What is the count of lines in the listing below that hold the string "screenshot"? Reply with that number alone.

┏━━

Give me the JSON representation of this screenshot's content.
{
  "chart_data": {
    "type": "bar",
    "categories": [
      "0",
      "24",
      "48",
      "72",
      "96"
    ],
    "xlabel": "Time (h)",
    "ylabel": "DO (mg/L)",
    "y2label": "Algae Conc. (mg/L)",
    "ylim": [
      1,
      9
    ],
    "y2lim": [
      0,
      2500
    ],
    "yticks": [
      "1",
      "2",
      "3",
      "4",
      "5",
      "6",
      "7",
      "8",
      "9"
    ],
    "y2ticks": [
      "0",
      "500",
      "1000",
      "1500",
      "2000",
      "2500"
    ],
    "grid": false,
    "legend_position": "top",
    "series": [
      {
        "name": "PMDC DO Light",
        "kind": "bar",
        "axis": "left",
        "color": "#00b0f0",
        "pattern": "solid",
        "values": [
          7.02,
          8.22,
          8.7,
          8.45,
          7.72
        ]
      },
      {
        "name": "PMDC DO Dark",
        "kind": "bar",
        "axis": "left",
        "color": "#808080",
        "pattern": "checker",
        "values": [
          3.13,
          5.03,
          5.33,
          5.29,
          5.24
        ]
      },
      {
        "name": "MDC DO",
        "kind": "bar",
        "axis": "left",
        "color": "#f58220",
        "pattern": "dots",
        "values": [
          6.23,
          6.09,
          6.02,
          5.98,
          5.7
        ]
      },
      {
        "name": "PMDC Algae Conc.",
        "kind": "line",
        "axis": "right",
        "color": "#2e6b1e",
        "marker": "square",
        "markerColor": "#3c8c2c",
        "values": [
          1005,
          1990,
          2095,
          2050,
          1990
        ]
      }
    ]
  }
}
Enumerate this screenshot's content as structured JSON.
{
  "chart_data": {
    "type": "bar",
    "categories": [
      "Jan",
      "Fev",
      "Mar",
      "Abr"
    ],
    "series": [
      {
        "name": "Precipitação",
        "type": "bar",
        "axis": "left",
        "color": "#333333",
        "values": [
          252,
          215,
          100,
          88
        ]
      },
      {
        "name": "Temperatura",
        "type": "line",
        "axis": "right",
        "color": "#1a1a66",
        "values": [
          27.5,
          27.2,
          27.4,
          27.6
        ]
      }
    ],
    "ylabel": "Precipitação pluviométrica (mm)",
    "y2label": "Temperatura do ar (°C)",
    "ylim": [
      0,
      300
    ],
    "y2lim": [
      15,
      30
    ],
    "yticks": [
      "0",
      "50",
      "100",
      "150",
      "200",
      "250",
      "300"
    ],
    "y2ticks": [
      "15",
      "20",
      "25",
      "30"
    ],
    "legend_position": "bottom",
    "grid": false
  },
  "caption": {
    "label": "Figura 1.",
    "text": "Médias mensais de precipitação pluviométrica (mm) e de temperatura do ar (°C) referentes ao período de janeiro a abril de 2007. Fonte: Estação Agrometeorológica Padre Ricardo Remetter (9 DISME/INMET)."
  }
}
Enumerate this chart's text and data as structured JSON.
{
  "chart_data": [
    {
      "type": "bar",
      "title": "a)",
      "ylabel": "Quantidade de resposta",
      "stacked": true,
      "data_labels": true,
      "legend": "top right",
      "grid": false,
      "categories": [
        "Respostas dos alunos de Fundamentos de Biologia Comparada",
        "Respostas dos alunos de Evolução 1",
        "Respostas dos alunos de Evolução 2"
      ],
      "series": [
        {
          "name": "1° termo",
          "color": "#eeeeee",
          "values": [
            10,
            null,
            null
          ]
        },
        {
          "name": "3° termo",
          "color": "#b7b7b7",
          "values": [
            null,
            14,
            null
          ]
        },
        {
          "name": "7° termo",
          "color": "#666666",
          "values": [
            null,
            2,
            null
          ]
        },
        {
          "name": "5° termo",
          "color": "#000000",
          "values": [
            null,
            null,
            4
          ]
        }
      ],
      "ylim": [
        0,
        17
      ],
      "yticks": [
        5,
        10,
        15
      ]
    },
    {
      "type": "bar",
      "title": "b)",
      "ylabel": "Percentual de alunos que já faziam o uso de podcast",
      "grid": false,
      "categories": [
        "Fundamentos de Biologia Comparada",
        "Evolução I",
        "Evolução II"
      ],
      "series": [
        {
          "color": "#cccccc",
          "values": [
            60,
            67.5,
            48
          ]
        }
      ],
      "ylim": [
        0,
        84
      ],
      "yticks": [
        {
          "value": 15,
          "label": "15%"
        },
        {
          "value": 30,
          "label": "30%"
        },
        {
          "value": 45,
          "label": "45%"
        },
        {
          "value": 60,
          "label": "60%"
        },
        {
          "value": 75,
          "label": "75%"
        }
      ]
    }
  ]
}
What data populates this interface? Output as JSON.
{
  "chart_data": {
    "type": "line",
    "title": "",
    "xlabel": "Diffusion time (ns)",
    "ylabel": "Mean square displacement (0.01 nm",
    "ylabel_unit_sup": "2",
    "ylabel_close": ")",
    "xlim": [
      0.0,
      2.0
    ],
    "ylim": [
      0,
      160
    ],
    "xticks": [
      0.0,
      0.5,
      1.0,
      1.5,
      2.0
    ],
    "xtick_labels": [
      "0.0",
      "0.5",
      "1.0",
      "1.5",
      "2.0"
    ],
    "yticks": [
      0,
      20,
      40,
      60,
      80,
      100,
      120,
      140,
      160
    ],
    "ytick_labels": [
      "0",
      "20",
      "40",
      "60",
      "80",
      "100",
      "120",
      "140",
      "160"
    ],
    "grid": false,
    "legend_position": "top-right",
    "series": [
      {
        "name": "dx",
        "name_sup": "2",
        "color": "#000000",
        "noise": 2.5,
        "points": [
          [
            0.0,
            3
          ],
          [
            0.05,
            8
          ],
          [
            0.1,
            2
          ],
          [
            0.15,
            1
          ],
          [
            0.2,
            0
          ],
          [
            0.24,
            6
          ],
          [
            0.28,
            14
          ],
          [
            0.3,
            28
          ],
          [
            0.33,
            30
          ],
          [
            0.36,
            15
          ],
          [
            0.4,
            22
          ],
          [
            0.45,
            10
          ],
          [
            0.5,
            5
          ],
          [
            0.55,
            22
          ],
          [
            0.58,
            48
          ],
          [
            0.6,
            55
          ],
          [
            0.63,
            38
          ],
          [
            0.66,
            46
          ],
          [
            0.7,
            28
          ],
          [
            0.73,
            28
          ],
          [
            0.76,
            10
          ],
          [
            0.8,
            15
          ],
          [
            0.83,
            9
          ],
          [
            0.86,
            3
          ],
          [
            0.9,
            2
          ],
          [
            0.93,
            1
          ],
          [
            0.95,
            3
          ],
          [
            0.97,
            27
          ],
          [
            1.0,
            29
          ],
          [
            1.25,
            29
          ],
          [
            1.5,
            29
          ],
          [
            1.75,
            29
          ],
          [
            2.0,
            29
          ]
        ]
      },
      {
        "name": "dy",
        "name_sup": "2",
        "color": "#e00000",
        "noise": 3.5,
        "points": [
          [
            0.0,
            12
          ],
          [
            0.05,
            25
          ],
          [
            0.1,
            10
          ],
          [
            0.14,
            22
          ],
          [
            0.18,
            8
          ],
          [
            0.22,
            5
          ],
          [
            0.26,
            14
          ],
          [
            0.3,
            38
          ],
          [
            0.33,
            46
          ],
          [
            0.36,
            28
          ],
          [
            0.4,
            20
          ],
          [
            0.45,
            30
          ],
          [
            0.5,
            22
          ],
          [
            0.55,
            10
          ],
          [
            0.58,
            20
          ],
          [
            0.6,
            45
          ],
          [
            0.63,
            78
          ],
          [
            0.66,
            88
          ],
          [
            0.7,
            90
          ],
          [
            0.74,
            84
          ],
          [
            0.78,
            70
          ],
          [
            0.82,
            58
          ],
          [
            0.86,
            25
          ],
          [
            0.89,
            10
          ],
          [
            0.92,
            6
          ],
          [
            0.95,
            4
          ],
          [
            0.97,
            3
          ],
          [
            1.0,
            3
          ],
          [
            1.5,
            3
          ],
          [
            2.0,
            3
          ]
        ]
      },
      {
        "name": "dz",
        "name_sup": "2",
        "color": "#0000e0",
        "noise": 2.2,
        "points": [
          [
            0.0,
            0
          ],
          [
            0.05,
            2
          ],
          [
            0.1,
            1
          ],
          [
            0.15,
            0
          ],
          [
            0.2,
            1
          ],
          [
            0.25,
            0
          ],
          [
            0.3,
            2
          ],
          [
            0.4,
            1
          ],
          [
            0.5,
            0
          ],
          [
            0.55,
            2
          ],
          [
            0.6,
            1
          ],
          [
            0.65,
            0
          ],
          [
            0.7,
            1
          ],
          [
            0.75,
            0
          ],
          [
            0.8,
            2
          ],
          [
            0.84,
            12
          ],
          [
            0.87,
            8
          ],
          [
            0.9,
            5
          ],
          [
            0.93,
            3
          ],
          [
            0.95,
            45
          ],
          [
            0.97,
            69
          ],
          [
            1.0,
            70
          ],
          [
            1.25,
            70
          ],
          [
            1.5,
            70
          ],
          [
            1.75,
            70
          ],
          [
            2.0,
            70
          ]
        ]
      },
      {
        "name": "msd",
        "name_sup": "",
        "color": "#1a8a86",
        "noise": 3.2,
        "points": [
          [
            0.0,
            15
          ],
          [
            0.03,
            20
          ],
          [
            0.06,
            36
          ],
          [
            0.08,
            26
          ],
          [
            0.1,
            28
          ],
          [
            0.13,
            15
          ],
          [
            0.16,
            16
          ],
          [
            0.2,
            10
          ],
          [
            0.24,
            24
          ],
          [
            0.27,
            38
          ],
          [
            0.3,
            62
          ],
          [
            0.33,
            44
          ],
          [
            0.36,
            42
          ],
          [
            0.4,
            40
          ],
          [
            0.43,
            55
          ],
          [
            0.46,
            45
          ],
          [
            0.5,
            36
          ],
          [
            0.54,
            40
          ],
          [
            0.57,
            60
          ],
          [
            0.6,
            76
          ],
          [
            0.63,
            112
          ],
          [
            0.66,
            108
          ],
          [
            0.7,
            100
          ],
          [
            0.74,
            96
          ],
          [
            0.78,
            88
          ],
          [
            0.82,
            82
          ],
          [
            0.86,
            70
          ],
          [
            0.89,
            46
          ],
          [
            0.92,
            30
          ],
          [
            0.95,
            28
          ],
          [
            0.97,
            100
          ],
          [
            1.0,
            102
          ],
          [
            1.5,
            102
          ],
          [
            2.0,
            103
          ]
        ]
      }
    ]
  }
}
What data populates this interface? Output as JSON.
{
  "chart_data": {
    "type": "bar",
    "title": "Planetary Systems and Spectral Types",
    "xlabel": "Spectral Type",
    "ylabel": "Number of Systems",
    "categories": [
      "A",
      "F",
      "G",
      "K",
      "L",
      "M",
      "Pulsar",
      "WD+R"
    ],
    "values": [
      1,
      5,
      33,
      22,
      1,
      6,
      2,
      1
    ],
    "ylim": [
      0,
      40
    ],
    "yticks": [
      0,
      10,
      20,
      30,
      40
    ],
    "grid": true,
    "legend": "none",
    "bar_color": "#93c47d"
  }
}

┗━━

— COMPLETE OUTPUT —
2